Supplied data
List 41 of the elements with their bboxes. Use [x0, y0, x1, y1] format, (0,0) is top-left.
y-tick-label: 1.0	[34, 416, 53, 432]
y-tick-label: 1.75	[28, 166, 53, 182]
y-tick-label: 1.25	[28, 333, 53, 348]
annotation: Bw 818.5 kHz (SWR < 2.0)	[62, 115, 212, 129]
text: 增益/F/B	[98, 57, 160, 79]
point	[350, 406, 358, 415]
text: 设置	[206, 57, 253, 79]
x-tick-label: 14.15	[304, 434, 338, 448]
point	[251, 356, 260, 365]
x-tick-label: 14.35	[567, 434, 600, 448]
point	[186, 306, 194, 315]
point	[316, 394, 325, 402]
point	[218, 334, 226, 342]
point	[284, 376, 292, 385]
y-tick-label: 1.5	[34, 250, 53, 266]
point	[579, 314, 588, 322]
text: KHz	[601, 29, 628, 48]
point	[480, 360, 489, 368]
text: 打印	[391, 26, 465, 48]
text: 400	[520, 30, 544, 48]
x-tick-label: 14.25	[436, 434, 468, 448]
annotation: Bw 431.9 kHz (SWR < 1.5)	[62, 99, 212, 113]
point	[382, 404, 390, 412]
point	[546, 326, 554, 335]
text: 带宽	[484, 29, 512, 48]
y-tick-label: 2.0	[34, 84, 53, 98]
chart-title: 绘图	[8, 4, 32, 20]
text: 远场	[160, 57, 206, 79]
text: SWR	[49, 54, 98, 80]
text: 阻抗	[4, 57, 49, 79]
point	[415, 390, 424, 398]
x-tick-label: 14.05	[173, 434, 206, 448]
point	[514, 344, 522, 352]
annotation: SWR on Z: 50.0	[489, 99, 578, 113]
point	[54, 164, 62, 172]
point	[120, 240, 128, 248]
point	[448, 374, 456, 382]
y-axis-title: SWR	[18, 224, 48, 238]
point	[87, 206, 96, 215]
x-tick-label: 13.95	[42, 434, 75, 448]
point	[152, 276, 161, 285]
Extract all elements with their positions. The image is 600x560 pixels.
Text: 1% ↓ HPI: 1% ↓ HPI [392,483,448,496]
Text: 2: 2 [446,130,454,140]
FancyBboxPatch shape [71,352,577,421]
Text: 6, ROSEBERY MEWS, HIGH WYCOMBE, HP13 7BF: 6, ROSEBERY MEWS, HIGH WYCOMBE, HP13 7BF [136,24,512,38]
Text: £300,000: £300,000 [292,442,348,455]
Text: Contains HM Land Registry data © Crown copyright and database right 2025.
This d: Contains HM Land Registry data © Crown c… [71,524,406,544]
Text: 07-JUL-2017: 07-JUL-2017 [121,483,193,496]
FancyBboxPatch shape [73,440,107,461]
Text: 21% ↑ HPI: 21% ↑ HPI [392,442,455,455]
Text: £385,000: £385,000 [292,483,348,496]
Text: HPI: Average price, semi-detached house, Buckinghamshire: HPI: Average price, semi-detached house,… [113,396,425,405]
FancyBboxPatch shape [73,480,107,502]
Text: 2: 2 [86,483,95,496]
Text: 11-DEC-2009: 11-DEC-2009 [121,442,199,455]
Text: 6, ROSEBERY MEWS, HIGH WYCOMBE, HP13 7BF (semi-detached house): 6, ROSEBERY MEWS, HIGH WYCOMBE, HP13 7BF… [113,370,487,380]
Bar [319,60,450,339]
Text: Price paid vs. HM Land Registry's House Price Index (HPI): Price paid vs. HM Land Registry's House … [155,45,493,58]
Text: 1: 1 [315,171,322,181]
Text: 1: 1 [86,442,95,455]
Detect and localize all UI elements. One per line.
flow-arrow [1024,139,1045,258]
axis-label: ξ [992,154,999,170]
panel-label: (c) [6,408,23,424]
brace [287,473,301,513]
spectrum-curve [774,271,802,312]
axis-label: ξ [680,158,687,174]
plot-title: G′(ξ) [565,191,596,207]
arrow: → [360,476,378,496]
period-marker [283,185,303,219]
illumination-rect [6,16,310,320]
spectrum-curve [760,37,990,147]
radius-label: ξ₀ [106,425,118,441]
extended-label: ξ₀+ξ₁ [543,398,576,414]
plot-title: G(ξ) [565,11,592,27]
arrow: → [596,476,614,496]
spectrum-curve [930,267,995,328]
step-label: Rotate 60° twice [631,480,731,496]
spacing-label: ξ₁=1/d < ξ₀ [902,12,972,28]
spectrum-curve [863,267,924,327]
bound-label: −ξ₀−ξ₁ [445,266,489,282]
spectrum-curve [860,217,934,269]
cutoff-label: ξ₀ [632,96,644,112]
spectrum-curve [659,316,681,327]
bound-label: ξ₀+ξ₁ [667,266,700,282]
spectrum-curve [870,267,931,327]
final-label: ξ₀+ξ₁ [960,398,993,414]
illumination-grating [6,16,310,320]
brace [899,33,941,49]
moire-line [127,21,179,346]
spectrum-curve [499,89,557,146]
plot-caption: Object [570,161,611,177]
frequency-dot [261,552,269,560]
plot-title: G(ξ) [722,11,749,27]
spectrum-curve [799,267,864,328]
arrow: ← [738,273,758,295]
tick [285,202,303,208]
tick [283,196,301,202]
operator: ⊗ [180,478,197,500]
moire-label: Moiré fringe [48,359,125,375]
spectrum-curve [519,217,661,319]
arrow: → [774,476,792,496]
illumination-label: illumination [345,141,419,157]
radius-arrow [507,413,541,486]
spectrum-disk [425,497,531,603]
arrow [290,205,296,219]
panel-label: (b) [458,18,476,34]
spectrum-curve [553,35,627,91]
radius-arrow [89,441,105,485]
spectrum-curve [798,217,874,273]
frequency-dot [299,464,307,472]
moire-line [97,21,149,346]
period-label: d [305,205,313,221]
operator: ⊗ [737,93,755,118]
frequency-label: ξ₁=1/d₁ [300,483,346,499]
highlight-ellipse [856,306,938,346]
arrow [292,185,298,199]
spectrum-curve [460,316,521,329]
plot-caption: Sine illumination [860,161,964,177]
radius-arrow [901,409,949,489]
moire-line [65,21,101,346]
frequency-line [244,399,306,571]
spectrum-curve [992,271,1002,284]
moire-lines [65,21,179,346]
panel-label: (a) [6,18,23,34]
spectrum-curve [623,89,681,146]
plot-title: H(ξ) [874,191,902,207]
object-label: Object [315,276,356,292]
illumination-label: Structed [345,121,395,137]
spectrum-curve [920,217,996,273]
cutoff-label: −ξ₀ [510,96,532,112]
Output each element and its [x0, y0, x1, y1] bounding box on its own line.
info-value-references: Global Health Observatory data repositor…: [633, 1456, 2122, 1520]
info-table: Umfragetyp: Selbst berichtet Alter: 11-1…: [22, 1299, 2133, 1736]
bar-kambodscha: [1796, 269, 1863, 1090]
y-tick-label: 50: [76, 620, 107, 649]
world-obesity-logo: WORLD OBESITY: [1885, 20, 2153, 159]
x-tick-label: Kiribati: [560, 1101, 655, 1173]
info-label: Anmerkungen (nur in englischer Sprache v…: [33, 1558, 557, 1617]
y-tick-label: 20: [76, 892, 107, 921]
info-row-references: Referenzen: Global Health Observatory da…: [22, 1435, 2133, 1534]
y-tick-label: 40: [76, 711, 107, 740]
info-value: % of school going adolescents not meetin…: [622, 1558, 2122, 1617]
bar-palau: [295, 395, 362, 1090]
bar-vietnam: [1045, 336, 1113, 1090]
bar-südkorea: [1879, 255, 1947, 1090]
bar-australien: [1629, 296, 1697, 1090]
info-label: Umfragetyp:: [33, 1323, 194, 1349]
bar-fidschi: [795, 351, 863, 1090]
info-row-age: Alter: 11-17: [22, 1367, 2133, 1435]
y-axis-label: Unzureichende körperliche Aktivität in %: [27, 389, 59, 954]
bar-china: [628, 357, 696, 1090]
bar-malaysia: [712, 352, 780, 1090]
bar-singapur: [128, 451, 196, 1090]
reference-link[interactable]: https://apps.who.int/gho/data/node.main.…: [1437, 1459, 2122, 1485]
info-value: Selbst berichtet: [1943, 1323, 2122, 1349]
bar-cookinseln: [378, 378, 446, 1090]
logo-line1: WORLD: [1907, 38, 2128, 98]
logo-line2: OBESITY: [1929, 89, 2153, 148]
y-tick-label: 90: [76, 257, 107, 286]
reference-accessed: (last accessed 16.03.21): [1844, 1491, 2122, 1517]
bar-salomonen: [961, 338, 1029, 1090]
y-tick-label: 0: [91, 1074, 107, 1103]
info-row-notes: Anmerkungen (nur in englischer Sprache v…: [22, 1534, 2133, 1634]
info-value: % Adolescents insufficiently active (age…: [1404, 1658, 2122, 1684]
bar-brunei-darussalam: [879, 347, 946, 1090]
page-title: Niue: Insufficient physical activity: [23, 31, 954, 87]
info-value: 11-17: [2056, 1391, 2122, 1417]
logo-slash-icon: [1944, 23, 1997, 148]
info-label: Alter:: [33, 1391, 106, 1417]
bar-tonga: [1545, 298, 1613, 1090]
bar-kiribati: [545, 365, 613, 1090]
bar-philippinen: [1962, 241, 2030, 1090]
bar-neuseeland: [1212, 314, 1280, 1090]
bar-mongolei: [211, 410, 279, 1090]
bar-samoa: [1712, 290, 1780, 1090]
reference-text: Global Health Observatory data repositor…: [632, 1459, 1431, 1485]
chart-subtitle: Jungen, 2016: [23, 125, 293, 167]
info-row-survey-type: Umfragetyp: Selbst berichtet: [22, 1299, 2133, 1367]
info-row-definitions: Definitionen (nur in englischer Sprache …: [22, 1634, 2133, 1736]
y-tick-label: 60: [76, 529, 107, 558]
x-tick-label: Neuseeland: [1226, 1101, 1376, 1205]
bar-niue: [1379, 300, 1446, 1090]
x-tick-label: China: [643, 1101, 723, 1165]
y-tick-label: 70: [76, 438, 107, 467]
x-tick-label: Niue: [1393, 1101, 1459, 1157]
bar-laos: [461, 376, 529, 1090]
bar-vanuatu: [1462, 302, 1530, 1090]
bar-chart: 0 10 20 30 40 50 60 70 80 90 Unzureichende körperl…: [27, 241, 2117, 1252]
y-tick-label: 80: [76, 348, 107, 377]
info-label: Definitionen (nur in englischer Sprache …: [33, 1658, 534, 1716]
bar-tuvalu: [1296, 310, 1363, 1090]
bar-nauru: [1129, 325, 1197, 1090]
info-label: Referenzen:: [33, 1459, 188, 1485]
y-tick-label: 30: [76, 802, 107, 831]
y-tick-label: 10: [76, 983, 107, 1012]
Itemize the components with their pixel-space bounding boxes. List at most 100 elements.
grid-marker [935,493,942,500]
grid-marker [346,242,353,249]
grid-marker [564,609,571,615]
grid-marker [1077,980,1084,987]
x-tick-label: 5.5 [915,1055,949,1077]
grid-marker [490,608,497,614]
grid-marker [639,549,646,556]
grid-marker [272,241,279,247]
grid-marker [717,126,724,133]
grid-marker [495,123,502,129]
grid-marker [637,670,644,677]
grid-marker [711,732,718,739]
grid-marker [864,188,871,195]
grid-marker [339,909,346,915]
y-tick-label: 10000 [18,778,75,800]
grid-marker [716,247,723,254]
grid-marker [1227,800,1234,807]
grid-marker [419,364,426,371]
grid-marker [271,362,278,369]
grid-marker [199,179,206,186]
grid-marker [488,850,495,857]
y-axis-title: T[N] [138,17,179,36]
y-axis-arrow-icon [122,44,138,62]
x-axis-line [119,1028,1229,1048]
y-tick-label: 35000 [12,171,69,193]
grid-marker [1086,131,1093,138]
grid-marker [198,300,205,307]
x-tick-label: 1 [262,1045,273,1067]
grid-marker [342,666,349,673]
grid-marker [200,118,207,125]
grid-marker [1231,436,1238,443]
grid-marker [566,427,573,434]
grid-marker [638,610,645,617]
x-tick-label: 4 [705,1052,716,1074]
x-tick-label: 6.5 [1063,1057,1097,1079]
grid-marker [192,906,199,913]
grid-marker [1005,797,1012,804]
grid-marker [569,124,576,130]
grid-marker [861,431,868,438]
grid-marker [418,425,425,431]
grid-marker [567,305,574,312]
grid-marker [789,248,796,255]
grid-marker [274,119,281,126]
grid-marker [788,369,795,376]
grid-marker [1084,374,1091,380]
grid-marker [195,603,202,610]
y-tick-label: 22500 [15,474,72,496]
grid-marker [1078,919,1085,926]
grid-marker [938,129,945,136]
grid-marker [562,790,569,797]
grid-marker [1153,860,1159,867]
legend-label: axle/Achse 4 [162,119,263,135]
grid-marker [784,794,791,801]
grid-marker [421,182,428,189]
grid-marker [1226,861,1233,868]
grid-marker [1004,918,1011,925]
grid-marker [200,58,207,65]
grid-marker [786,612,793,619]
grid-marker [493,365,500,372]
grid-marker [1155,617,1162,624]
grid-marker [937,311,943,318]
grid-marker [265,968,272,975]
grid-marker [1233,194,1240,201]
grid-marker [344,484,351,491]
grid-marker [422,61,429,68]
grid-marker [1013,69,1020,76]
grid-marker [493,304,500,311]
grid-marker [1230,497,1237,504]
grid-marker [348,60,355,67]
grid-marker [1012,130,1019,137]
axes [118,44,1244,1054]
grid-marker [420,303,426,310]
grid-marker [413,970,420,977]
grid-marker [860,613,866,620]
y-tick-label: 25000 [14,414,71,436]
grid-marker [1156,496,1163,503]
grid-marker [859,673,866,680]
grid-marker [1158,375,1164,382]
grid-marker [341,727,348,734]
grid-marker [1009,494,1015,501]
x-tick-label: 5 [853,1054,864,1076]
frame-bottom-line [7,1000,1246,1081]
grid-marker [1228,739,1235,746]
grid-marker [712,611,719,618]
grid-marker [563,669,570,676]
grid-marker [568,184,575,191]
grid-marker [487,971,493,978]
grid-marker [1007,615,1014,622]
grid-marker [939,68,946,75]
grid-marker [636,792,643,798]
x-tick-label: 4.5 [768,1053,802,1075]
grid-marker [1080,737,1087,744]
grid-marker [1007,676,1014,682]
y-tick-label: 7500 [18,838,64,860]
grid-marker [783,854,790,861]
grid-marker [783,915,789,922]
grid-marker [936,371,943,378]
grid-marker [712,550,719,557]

Goal
Convert every line from the start of the entries through the line containing "FancyBboxPatch shape [71,352,577,421]", inclusive, into a Markdown table with the columns Number and Content. Skip any blank lines.

Exercise answer
| Number | Content |
|---|---|
| 1 | List 41 of the elements with their bboxes. Use [x0, y0, x1, y1] format, (0,0) is top-left. |
| 2 | y-tick-label: 1.0	[34, 416, 53, 432] |
| 3 | y-tick-label: 1.75	[28, 166, 53, 182] |
| 4 | y-tick-label: 1.25	[28, 333, 53, 348] |
| 5 | annotation: Bw 818.5 kHz (SWR < 2.0)	[62, 115, 212, 129] |
| 6 | text: 增益/F/B	[98, 57, 160, 79] |
| 7 | point	[350, 406, 358, 415] |
| 8 | text: 设置	[206, 57, 253, 79] |
| 9 | x-tick-label: 14.15	[304, 434, 338, 448] |
| 10 | point	[251, 356, 260, 365] |
| 11 | x-tick-label: 14.35	[567, 434, 600, 448] |
| 12 | point	[186, 306, 194, 315] |
| 13 | point	[316, 394, 325, 402] |
| 14 | point	[218, 334, 226, 342] |
| 15 | point	[284, 376, 292, 385] |
| 16 | y-tick-label: 1.5	[34, 250, 53, 266] |
| 17 | point	[579, 314, 588, 322] |
| 18 | text: KHz	[601, 29, 628, 48] |
| 19 | point	[480, 360, 489, 368] |
| 20 | text: 打印	[391, 26, 465, 48] |
| 21 | text: 400	[520, 30, 544, 48] |
| 22 | x-tick-label: 14.25	[436, 434, 468, 448] |
| 23 | annotation: Bw 431.9 kHz (SWR < 1.5)	[62, 99, 212, 113] |
| 24 | point	[382, 404, 390, 412] |
| 25 | point	[546, 326, 554, 335] |
| 26 | text: 带宽	[484, 29, 512, 48] |
| 27 | y-tick-label: 2.0	[34, 84, 53, 98] |
| 28 | chart-title: 绘图	[8, 4, 32, 20] |
| 29 | text: 远场	[160, 57, 206, 79] |
| 30 | text: SWR	[49, 54, 98, 80] |
| 31 | text: 阻抗	[4, 57, 49, 79] |
| 32 | point	[415, 390, 424, 398] |
| 33 | x-tick-label: 14.05	[173, 434, 206, 448] |
| 34 | point	[514, 344, 522, 352] |
| 35 | annotation: SWR on Z: 50.0	[489, 99, 578, 113] |
| 36 | point	[54, 164, 62, 172] |
| 37 | point	[120, 240, 128, 248] |
| 38 | point	[448, 374, 456, 382] |
| 39 | y-axis-title: SWR	[18, 224, 48, 238] |
| 40 | point	[87, 206, 96, 215] |
| 41 | x-tick-label: 13.95	[42, 434, 75, 448] |
| 42 | point	[152, 276, 161, 285] |
| 43 | Extract all elements with their positions. The image is 600x560 pixels. |
| 44 | Text: 1% ↓ HPI: 1% ↓ HPI [392,483,448,496] |
| 45 | Text: 2: 2 [446,130,454,140] |
| 46 | FancyBboxPatch shape [71,352,577,421] |